-- Problem to work on --
Transcribe all records exactly.

-- Task input --
==========
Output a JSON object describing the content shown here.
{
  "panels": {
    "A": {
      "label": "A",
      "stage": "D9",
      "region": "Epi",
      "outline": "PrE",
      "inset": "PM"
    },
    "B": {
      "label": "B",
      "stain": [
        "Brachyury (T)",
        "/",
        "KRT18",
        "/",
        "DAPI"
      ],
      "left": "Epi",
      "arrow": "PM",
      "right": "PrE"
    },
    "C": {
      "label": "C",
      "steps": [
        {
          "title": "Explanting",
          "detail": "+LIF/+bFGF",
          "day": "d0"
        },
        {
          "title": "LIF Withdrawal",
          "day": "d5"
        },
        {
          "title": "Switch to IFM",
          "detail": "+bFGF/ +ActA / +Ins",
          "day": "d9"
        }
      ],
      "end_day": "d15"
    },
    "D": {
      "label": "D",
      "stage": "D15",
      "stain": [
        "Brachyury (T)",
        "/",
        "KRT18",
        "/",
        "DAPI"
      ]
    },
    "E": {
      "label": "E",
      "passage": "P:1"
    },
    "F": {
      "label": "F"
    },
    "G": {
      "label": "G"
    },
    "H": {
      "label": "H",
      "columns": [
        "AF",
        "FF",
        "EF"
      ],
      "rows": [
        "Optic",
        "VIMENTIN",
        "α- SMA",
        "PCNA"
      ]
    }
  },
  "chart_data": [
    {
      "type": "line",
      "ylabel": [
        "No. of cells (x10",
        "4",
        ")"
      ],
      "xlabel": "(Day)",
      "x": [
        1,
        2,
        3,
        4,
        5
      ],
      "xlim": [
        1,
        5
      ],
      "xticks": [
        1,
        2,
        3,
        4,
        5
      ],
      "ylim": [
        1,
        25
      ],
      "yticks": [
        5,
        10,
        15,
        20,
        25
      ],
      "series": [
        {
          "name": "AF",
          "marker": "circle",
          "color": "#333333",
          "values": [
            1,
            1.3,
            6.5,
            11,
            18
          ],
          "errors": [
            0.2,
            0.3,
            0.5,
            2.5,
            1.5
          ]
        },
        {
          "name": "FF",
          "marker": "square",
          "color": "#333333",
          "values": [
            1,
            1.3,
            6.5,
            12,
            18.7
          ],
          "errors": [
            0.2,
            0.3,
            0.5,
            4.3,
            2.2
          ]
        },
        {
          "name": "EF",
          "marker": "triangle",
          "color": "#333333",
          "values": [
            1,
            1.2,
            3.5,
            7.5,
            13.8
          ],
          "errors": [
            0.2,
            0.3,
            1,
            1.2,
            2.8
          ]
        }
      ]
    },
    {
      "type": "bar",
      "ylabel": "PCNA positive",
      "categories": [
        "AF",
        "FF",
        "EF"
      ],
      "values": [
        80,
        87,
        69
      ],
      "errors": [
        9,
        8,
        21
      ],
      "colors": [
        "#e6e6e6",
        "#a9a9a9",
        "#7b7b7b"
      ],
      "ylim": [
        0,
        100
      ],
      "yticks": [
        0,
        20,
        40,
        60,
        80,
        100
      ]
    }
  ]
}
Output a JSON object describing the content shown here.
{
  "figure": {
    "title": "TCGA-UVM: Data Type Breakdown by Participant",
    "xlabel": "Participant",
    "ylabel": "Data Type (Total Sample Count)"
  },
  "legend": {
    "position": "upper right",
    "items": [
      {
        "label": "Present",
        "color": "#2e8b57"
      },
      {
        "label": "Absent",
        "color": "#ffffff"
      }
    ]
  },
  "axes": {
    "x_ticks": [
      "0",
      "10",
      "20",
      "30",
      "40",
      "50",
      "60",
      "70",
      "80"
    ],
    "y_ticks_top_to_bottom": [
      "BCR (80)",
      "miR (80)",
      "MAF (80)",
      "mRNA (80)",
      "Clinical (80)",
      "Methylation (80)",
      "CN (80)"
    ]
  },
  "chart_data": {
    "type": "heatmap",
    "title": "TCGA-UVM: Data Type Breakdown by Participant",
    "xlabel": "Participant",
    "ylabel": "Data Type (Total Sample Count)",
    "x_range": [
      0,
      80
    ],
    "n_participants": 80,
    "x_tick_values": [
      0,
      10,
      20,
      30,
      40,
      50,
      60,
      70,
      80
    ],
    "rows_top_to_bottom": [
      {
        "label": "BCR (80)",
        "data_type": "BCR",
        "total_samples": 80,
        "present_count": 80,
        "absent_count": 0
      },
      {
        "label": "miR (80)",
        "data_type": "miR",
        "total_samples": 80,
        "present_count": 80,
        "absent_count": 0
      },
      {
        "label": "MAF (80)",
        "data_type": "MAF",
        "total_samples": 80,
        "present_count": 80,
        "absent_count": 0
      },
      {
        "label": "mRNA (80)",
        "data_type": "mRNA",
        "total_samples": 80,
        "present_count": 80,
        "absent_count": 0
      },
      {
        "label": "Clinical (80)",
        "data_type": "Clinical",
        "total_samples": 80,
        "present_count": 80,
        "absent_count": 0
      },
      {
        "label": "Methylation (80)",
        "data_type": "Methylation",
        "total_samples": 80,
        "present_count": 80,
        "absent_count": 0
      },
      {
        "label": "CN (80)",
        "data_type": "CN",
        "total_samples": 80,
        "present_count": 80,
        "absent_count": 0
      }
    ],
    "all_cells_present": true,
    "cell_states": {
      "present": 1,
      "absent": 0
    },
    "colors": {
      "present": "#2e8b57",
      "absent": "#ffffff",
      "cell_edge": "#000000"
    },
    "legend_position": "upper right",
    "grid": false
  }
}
==========
-- Response area --
Output a JSON object describing the content shown here.
{
  "panels": {
    "A": {
      "label": "A",
      "stage": "D9",
      "region": "Epi",
      "outline": "PrE",
      "inset": "PM"
    },
    "B": {
      "label": "B",
      "stain": [
        "Brachyury (T)",
        "/",
        "KRT18",
        "/",
        "DAPI"
      ],
      "left": "Epi",
      "arrow": "PM",
      "right": "PrE"
    },
    "C": {
      "label": "C",
      "steps": [
        {
          "title": "Explanting",
          "detail": "+LIF/+bFGF",
          "day": "d0"
        },
        {
          "title": "LIF Withdrawal",
          "day": "d5"
        },
        {
          "title": "Switch to IFM",
          "detail": "+bFGF/ +ActA / +Ins",
          "day": "d9"
        }
      ],
      "end_day": "d15"
    },
    "D": {
      "label": "D",
      "stage": "D15",
      "stain": [
        "Brachyury (T)",
        "/",
        "KRT18",
        "/",
        "DAPI"
      ]
    },
    "E": {
      "label": "E",
      "passage": "P:1"
    },
    "F": {
      "label": "F"
    },
    "G": {
      "label": "G"
    },
    "H": {
      "label": "H",
      "columns": [
        "AF",
        "FF",
        "EF"
      ],
      "rows": [
        "Optic",
        "VIMENTIN",
        "α- SMA",
        "PCNA"
      ]
    }
  },
  "chart_data": [
    {
      "type": "line",
      "ylabel": [
        "No. of cells (x10",
        "4",
        ")"
      ],
      "xlabel": "(Day)",
      "x": [
        1,
        2,
        3,
        4,
        5
      ],
      "xlim": [
        1,
        5
      ],
      "xticks": [
        1,
        2,
        3,
        4,
        5
      ],
      "ylim": [
        1,
        25
      ],
      "yticks": [
        5,
        10,
        15,
        20,
        25
      ],
      "series": [
        {
          "name": "AF",
          "marker": "circle",
          "color": "#333333",
          "values": [
            1,
            1.3,
            6.5,
            11,
            18
          ],
          "errors": [
            0.2,
            0.3,
            0.5,
            2.5,
            1.5
          ]
        },
        {
          "name": "FF",
          "marker": "square",
          "color": "#333333",
          "values": [
            1,
            1.3,
            6.5,
            12,
            18.7
          ],
          "errors": [
            0.2,
            0.3,
            0.5,
            4.3,
            2.2
          ]
        },
        {
          "name": "EF",
          "marker": "triangle",
          "color": "#333333",
          "values": [
            1,
            1.2,
            3.5,
            7.5,
            13.8
          ],
          "errors": [
            0.2,
            0.3,
            1,
            1.2,
            2.8
          ]
        }
      ]
    },
    {
      "type": "bar",
      "ylabel": "PCNA positive",
      "categories": [
        "AF",
        "FF",
        "EF"
      ],
      "values": [
        80,
        87,
        69
      ],
      "errors": [
        9,
        8,
        21
      ],
      "colors": [
        "#e6e6e6",
        "#a9a9a9",
        "#7b7b7b"
      ],
      "ylim": [
        0,
        100
      ],
      "yticks": [
        0,
        20,
        40,
        60,
        80,
        100
      ]
    }
  ]
}
Output a JSON object describing the content shown here.
{
  "figure": {
    "title": "TCGA-UVM: Data Type Breakdown by Participant",
    "xlabel": "Participant",
    "ylabel": "Data Type (Total Sample Count)"
  },
  "legend": {
    "position": "upper right",
    "items": [
      {
        "label": "Present",
        "color": "#2e8b57"
      },
      {
        "label": "Absent",
        "color": "#ffffff"
      }
    ]
  },
  "axes": {
    "x_ticks": [
      "0",
      "10",
      "20",
      "30",
      "40",
      "50",
      "60",
      "70",
      "80"
    ],
    "y_ticks_top_to_bottom": [
      "BCR (80)",
      "miR (80)",
      "MAF (80)",
      "mRNA (80)",
      "Clinical (80)",
      "Methylation (80)",
      "CN (80)"
    ]
  },
  "chart_data": {
    "type": "heatmap",
    "title": "TCGA-UVM: Data Type Breakdown by Participant",
    "xlabel": "Participant",
    "ylabel": "Data Type (Total Sample Count)",
    "x_range": [
      0,
      80
    ],
    "n_participants": 80,
    "x_tick_values": [
      0,
      10,
      20,
      30,
      40,
      50,
      60,
      70,
      80
    ],
    "rows_top_to_bottom": [
      {
        "label": "BCR (80)",
        "data_type": "BCR",
        "total_samples": 80,
        "present_count": 80,
        "absent_count": 0
      },
      {
        "label": "miR (80)",
        "data_type": "miR",
        "total_samples": 80,
        "present_count": 80,
        "absent_count": 0
      },
      {
        "label": "MAF (80)",
        "data_type": "MAF",
        "total_samples": 80,
        "present_count": 80,
        "absent_count": 0
      },
      {
        "label": "mRNA (80)",
        "data_type": "mRNA",
        "total_samples": 80,
        "present_count": 80,
        "absent_count": 0
      },
      {
        "label": "Clinical (80)",
        "data_type": "Clinical",
        "total_samples": 80,
        "present_count": 80,
        "absent_count": 0
      },
      {
        "label": "Methylation (80)",
        "data_type": "Methylation",
        "total_samples": 80,
        "present_count": 80,
        "absent_count": 0
      },
      {
        "label": "CN (80)",
        "data_type": "CN",
        "total_samples": 80,
        "present_count": 80,
        "absent_count": 0
      }
    ],
    "all_cells_present": true,
    "cell_states": {
      "present": 1,
      "absent": 0
    },
    "colors": {
      "present": "#2e8b57",
      "absent": "#ffffff",
      "cell_edge": "#000000"
    },
    "legend_position": "upper right",
    "grid": false
  }
}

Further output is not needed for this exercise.